-- START OF Task material --

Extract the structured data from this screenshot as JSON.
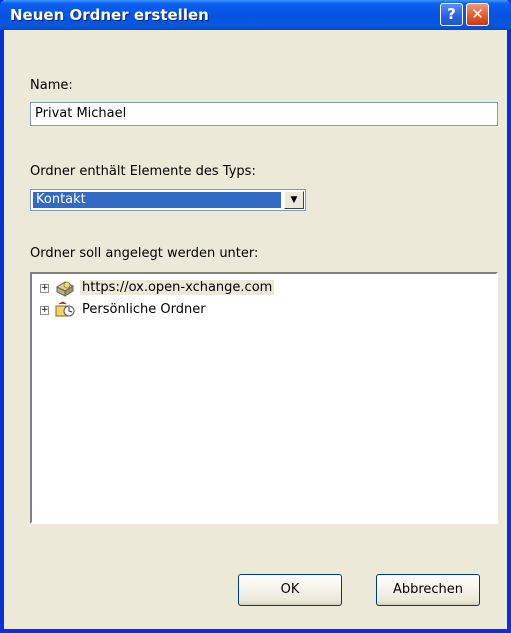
{
  "window": {
    "title": "Neuen Ordner erstellen",
    "help_glyph": "?",
    "close_glyph": "✕"
  },
  "name_label": "Name:",
  "name_value": "Privat Michael",
  "type_label": "Ordner enthält Elemente des Typs:",
  "type_value": "Kontakt",
  "location_label": "Ordner soll angelegt werden unter:",
  "tree": {
    "items": [
      {
        "label": "https://ox.open-xchange.com",
        "icon": "server-icon",
        "selected": true
      },
      {
        "label": "Persönliche Ordner",
        "icon": "personal-folders-icon",
        "selected": false
      }
    ]
  },
  "buttons": {
    "ok": "OK",
    "cancel": "Abbrechen"
  }
}
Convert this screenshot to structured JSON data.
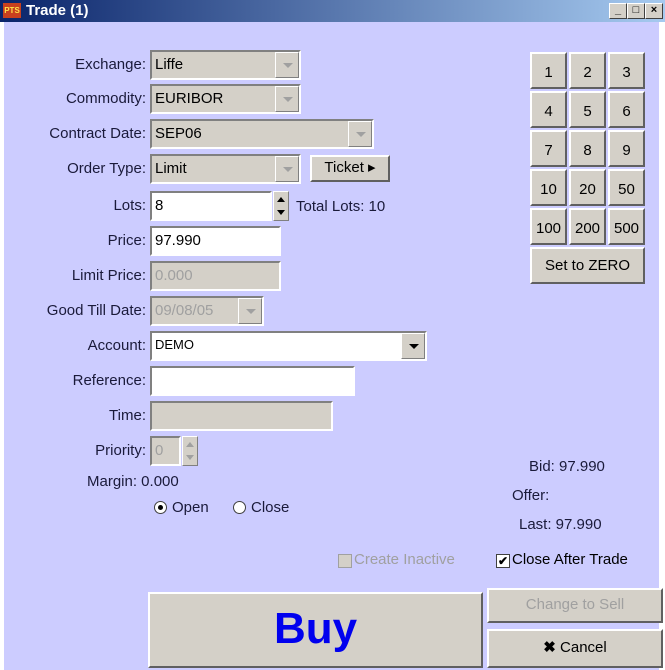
{
  "window": {
    "title": "Trade (1)",
    "app_icon_text": "PTS"
  },
  "form": {
    "exchange_label": "Exchange:",
    "exchange_value": "Liffe",
    "commodity_label": "Commodity:",
    "commodity_value": "EURIBOR",
    "contract_label": "Contract Date:",
    "contract_value": "SEP06",
    "order_type_label": "Order Type:",
    "order_type_value": "Limit",
    "ticket_label": "Ticket ▸",
    "lots_label": "Lots:",
    "lots_value": "8",
    "total_lots_text": "Total Lots: 10",
    "price_label": "Price:",
    "price_value": "97.990",
    "limit_price_label": "Limit Price:",
    "limit_price_value": "0.000",
    "good_till_label": "Good Till Date:",
    "good_till_value": "09/08/05",
    "account_label": "Account:",
    "account_value": "DEMO",
    "reference_label": "Reference:",
    "reference_value": "",
    "time_label": "Time:",
    "time_value": "",
    "priority_label": "Priority:",
    "priority_value": "0",
    "margin_text": "Margin: 0.000",
    "open_label": "Open",
    "close_label": "Close",
    "open_selected": true
  },
  "numpad": {
    "keys": [
      "1",
      "2",
      "3",
      "4",
      "5",
      "6",
      "7",
      "8",
      "9",
      "10",
      "20",
      "50",
      "100",
      "200",
      "500"
    ],
    "zero_label": "Set to ZERO"
  },
  "quote": {
    "bid_text": "Bid: 97.990",
    "offer_text": "Offer:",
    "last_text": "Last: 97.990"
  },
  "options": {
    "create_inactive_label": "Create Inactive",
    "create_inactive_checked": false,
    "close_after_label": "Close After Trade",
    "close_after_checked": true
  },
  "actions": {
    "buy_label": "Buy",
    "change_sell_label": "Change to Sell",
    "cancel_label": "Cancel",
    "buy_color": "#0000ee"
  }
}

-- END OF Task material --

Repeat each record exactly, with the pictures left out.

** Solution to this problem **
Extract the structured data from this screenshot as JSON.
{
  "window": {
    "title": "Neuen Ordner erstellen",
    "help_glyph": "?",
    "close_glyph": "✕"
  },
  "name_label": "Name:",
  "name_value": "Privat Michael",
  "type_label": "Ordner enthält Elemente des Typs:",
  "type_value": "Kontakt",
  "location_label": "Ordner soll angelegt werden unter:",
  "tree": {
    "items": [
      {
        "label": "https://ox.open-xchange.com",
        "icon": "server-icon",
        "selected": true
      },
      {
        "label": "Persönliche Ordner",
        "icon": "personal-folders-icon",
        "selected": false
      }
    ]
  },
  "buttons": {
    "ok": "OK",
    "cancel": "Abbrechen"
  }
}
Convert this screenshot to structured JSON data.
{
  "window": {
    "title": "Trade (1)",
    "app_icon_text": "PTS"
  },
  "form": {
    "exchange_label": "Exchange:",
    "exchange_value": "Liffe",
    "commodity_label": "Commodity:",
    "commodity_value": "EURIBOR",
    "contract_label": "Contract Date:",
    "contract_value": "SEP06",
    "order_type_label": "Order Type:",
    "order_type_value": "Limit",
    "ticket_label": "Ticket ▸",
    "lots_label": "Lots:",
    "lots_value": "8",
    "total_lots_text": "Total Lots: 10",
    "price_label": "Price:",
    "price_value": "97.990",
    "limit_price_label": "Limit Price:",
    "limit_price_value": "0.000",
    "good_till_label": "Good Till Date:",
    "good_till_value": "09/08/05",
    "account_label": "Account:",
    "account_value": "DEMO",
    "reference_label": "Reference:",
    "reference_value": "",
    "time_label": "Time:",
    "time_value": "",
    "priority_label": "Priority:",
    "priority_value": "0",
    "margin_text": "Margin: 0.000",
    "open_label": "Open",
    "close_label": "Close",
    "open_selected": true
  },
  "numpad": {
    "keys": [
      "1",
      "2",
      "3",
      "4",
      "5",
      "6",
      "7",
      "8",
      "9",
      "10",
      "20",
      "50",
      "100",
      "200",
      "500"
    ],
    "zero_label": "Set to ZERO"
  },
  "quote": {
    "bid_text": "Bid: 97.990",
    "offer_text": "Offer:",
    "last_text": "Last: 97.990"
  },
  "options": {
    "create_inactive_label": "Create Inactive",
    "create_inactive_checked": false,
    "close_after_label": "Close After Trade",
    "close_after_checked": true
  },
  "actions": {
    "buy_label": "Buy",
    "change_sell_label": "Change to Sell",
    "cancel_label": "Cancel",
    "buy_color": "#0000ee"
  }
}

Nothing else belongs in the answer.